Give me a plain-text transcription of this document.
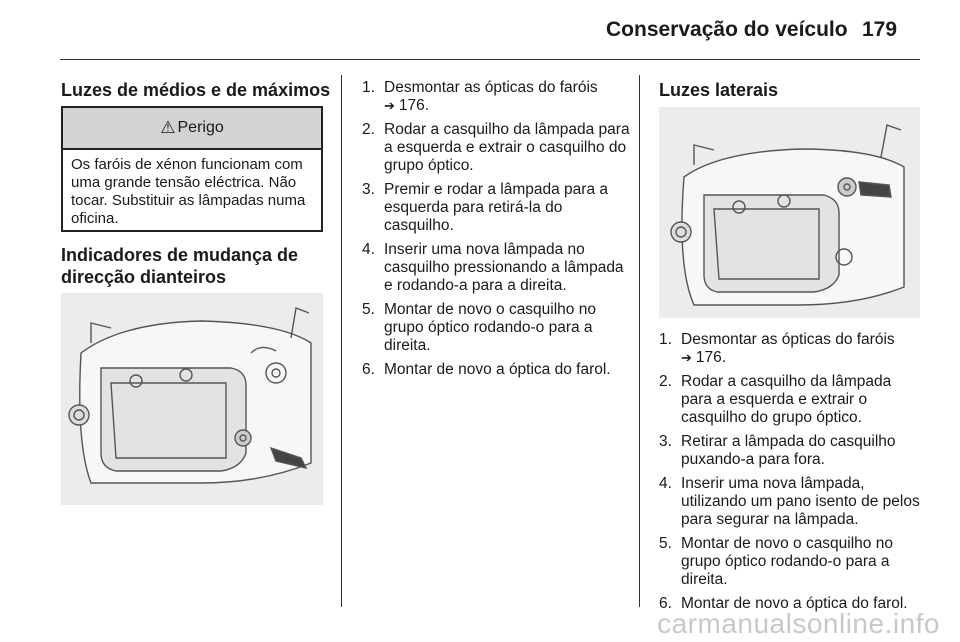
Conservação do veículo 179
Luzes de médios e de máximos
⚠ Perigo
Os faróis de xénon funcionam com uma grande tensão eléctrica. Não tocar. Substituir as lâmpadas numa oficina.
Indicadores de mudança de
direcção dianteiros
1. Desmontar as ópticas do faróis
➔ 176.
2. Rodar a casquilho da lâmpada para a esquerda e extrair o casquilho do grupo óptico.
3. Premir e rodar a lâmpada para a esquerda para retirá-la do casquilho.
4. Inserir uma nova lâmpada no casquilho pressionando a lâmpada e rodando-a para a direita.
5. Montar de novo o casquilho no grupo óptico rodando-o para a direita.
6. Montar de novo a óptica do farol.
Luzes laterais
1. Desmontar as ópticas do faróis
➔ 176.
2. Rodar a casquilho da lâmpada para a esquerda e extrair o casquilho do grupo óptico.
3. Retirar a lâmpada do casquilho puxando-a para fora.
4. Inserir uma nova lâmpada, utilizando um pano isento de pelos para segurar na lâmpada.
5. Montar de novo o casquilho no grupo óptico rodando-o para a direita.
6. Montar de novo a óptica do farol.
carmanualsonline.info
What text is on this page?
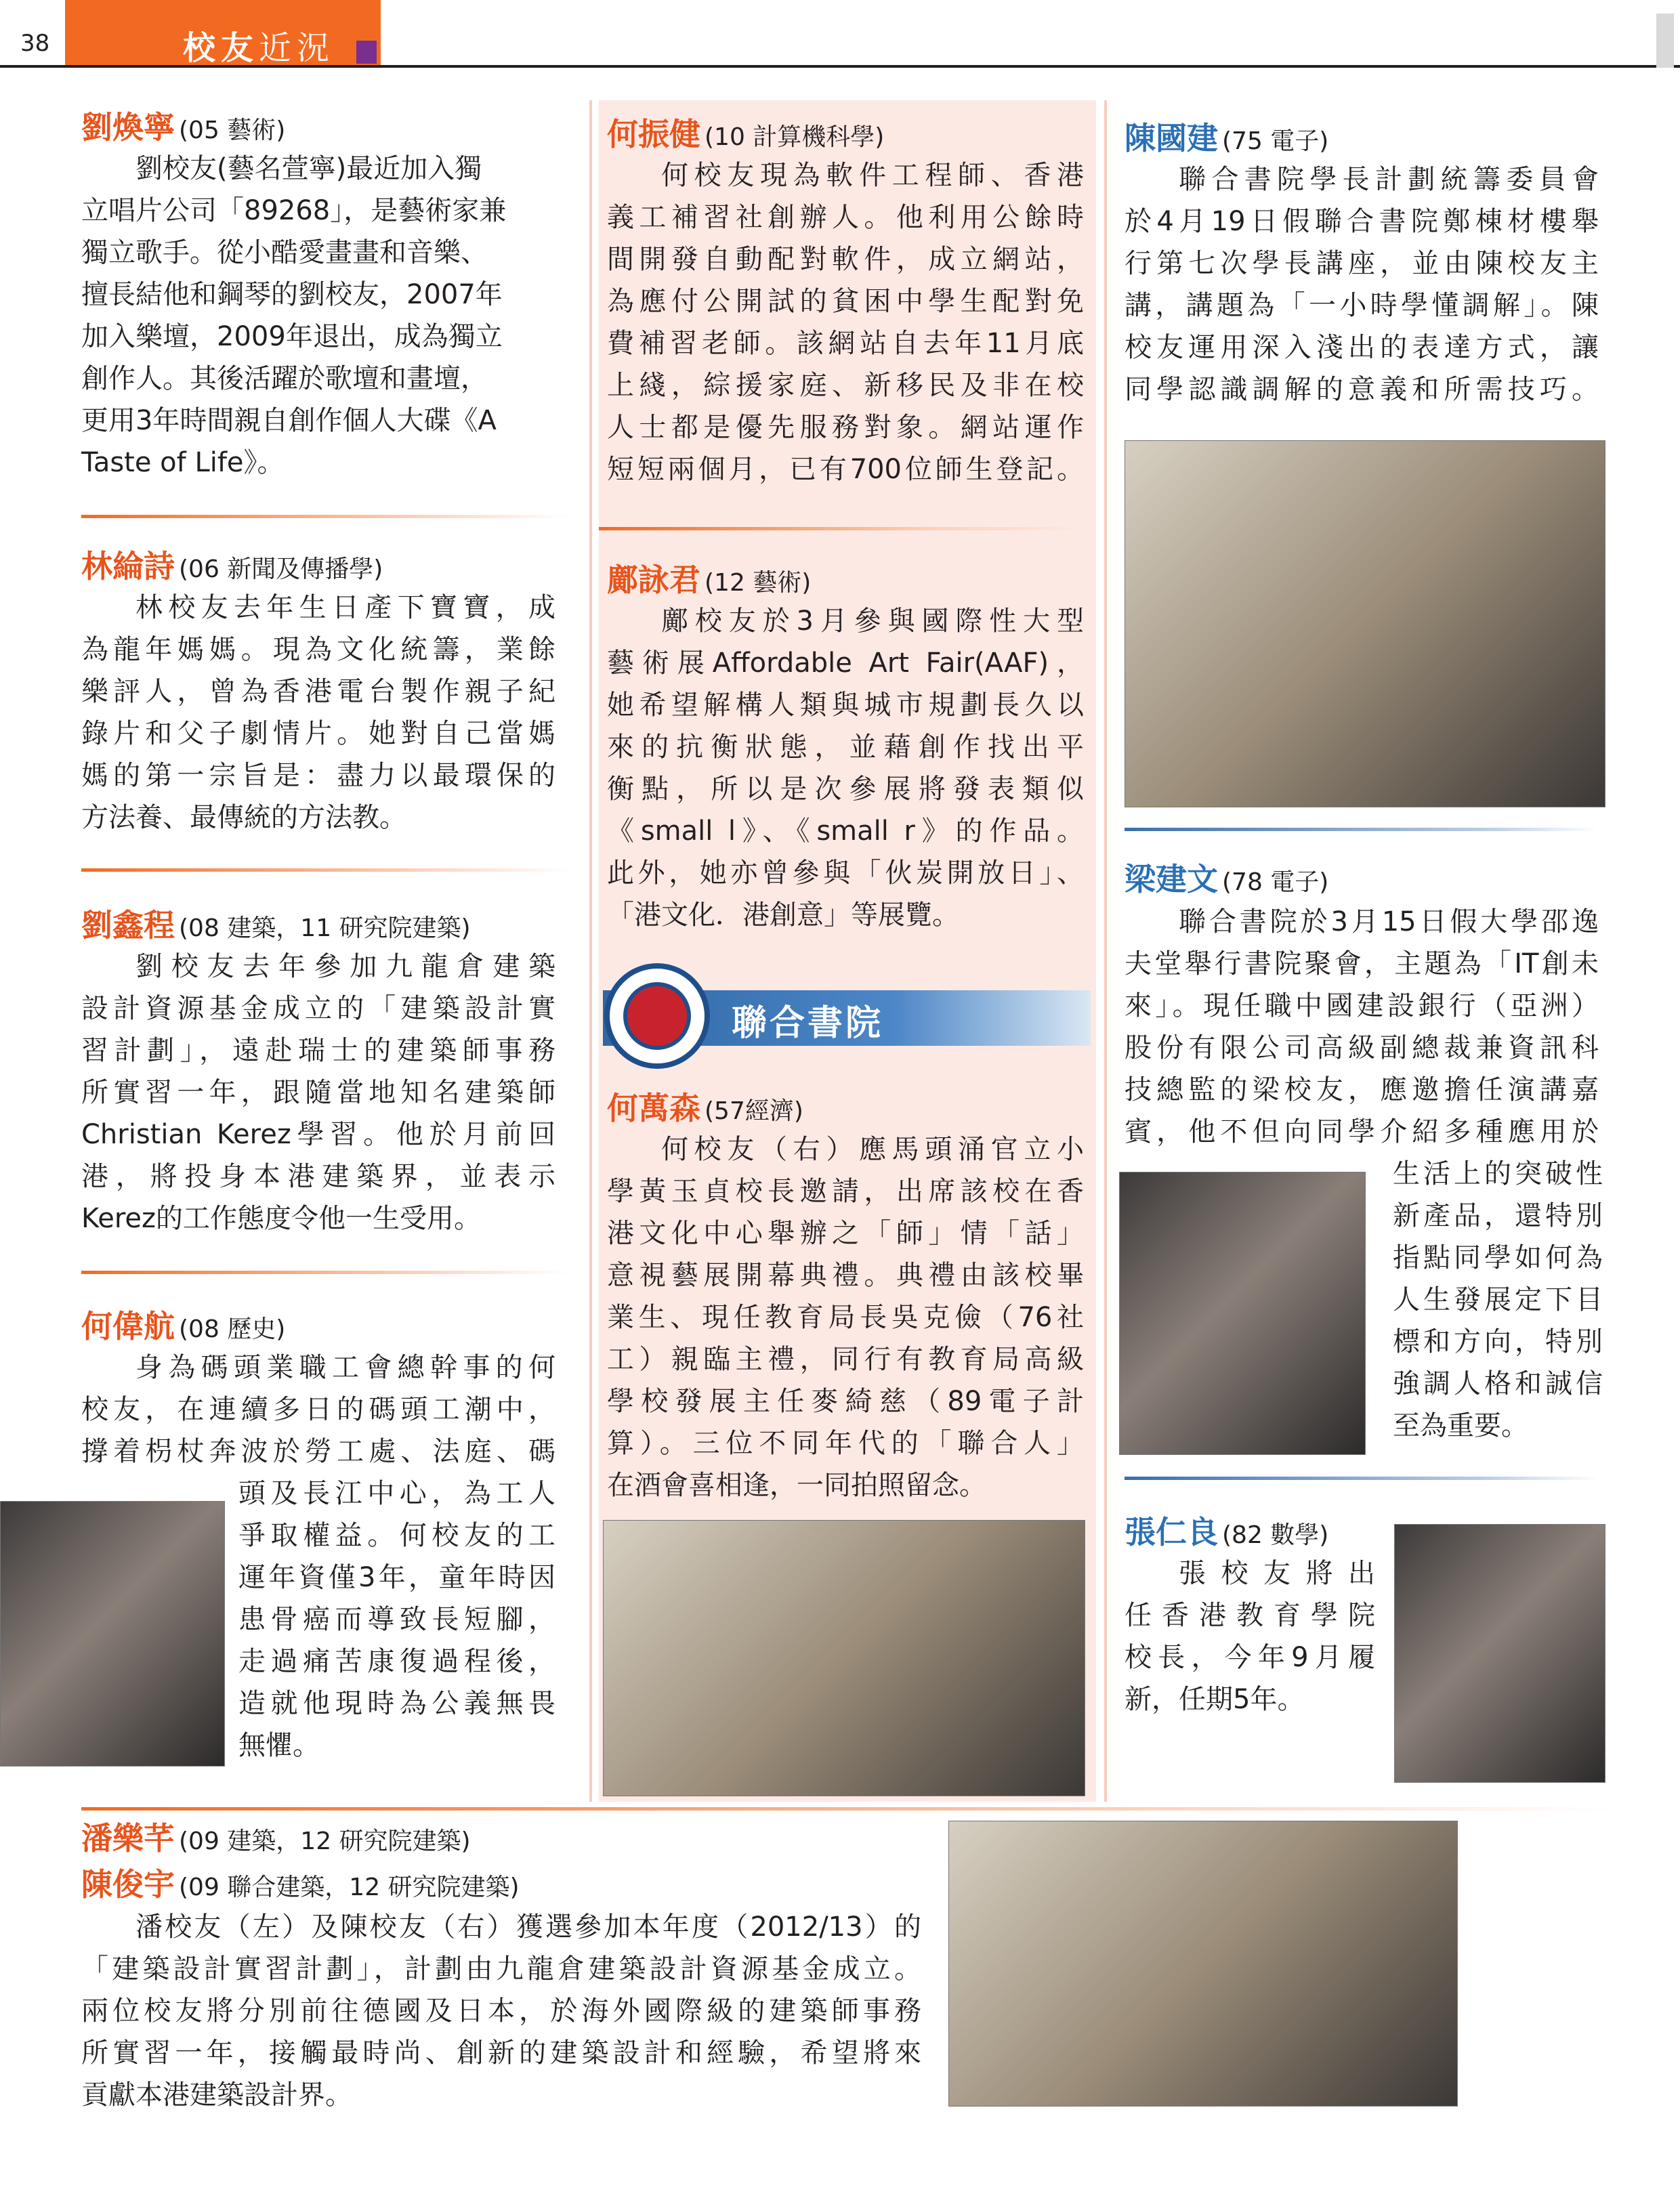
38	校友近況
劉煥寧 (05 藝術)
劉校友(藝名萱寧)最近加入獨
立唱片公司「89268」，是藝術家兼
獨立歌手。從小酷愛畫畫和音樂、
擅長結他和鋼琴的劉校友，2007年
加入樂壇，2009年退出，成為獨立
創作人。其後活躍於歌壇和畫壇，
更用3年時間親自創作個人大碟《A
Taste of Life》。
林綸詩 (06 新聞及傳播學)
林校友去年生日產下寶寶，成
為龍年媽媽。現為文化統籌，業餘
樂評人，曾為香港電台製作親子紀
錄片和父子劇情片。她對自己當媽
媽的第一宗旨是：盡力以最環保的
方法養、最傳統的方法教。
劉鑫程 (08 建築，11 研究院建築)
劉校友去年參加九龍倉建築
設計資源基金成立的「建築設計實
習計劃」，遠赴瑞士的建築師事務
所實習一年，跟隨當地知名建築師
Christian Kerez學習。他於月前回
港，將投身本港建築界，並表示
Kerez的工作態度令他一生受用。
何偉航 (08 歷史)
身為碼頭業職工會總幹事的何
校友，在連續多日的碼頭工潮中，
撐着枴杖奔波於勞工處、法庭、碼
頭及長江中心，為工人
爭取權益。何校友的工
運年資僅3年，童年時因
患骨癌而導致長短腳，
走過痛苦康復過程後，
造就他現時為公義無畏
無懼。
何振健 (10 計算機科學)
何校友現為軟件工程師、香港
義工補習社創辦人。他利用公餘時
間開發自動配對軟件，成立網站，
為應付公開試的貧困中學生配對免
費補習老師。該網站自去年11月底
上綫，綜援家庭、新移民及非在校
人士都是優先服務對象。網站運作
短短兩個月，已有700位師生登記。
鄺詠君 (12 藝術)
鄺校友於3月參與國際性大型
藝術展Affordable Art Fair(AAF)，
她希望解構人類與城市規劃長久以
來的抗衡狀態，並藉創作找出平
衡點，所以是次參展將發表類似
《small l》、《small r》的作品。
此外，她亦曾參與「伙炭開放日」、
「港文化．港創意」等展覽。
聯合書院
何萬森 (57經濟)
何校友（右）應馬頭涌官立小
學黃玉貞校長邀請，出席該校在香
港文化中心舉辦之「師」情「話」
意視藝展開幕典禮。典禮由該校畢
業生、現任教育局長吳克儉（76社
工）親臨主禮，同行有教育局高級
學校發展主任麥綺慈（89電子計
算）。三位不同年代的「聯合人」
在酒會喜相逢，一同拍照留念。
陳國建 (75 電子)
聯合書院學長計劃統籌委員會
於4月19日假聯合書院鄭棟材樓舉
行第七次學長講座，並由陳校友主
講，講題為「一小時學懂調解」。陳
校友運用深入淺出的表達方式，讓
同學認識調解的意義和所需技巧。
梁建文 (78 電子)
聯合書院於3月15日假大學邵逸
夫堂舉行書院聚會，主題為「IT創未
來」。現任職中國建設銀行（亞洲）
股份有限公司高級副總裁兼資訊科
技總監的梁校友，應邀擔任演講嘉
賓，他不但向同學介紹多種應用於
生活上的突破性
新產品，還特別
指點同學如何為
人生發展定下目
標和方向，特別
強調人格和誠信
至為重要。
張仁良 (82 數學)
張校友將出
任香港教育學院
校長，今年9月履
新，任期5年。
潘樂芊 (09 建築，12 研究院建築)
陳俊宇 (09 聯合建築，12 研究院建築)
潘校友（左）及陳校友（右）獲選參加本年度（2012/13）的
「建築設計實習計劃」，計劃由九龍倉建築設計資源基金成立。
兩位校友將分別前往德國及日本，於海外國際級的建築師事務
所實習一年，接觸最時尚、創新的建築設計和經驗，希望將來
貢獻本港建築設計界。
...
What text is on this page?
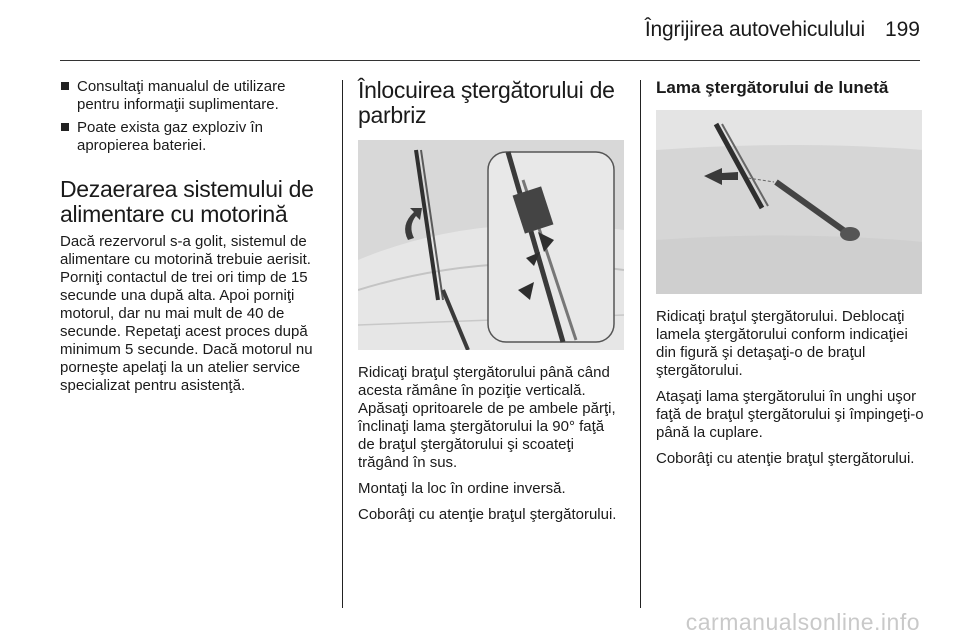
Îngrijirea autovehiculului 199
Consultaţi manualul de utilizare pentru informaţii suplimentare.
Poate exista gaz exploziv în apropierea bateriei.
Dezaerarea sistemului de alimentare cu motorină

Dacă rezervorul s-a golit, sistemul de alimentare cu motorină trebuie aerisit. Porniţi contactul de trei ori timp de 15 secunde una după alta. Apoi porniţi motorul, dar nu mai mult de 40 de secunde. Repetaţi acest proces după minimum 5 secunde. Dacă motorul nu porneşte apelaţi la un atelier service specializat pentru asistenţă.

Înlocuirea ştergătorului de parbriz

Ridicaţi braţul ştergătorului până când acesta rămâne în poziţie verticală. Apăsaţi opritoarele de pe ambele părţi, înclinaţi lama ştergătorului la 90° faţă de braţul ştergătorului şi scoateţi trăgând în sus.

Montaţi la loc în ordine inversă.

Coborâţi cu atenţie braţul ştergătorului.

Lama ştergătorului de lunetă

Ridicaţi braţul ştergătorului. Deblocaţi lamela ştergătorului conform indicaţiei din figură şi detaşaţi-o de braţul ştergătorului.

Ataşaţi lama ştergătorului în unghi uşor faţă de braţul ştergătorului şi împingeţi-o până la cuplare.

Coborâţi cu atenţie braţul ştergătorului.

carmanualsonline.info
--
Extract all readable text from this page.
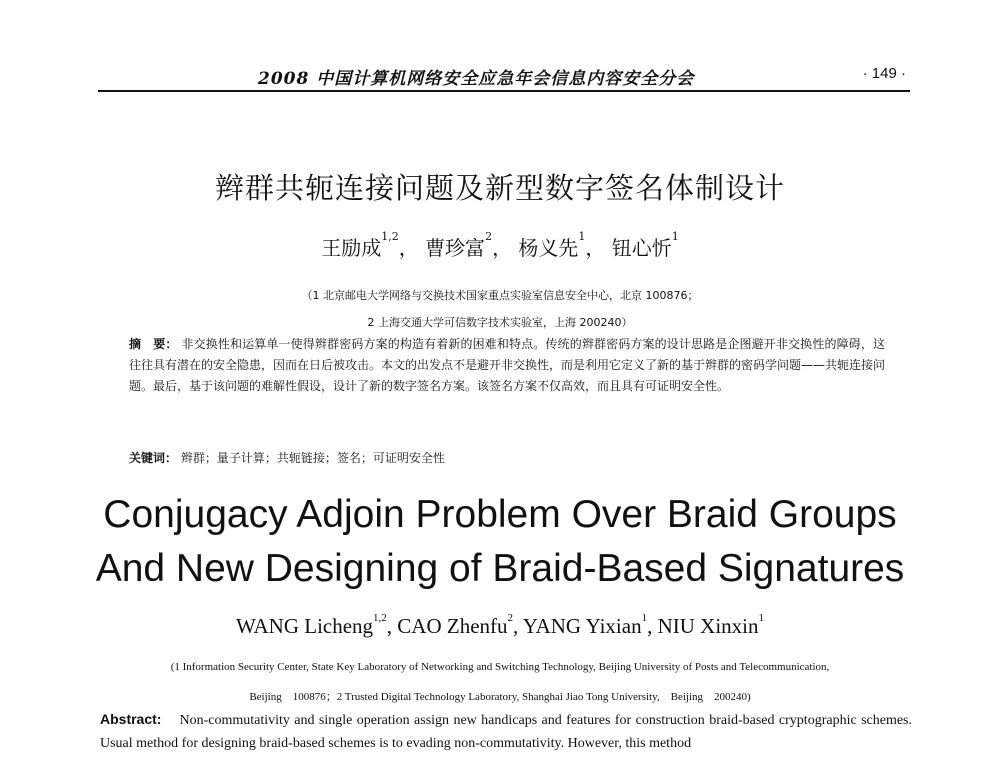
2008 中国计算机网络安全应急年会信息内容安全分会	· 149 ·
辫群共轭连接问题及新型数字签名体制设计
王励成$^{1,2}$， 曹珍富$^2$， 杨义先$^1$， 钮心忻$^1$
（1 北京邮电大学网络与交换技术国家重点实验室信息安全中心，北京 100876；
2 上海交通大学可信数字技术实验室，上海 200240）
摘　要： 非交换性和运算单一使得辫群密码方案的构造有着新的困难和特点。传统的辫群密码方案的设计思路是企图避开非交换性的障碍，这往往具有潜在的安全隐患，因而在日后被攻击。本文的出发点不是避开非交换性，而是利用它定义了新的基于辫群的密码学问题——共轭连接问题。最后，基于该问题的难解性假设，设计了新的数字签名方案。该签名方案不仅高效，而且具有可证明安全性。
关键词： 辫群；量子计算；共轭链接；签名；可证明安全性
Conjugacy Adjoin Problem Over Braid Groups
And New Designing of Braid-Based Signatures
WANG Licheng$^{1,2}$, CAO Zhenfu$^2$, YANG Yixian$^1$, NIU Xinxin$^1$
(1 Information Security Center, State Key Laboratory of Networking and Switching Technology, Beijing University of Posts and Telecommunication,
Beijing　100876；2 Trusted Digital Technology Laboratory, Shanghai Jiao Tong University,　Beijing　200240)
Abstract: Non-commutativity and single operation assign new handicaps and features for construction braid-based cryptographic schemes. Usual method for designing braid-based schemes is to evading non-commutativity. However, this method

■ What needs to be done ■
Count each line of the data where the word "this" appears, then reply with the total only.

■ Written answer ■
5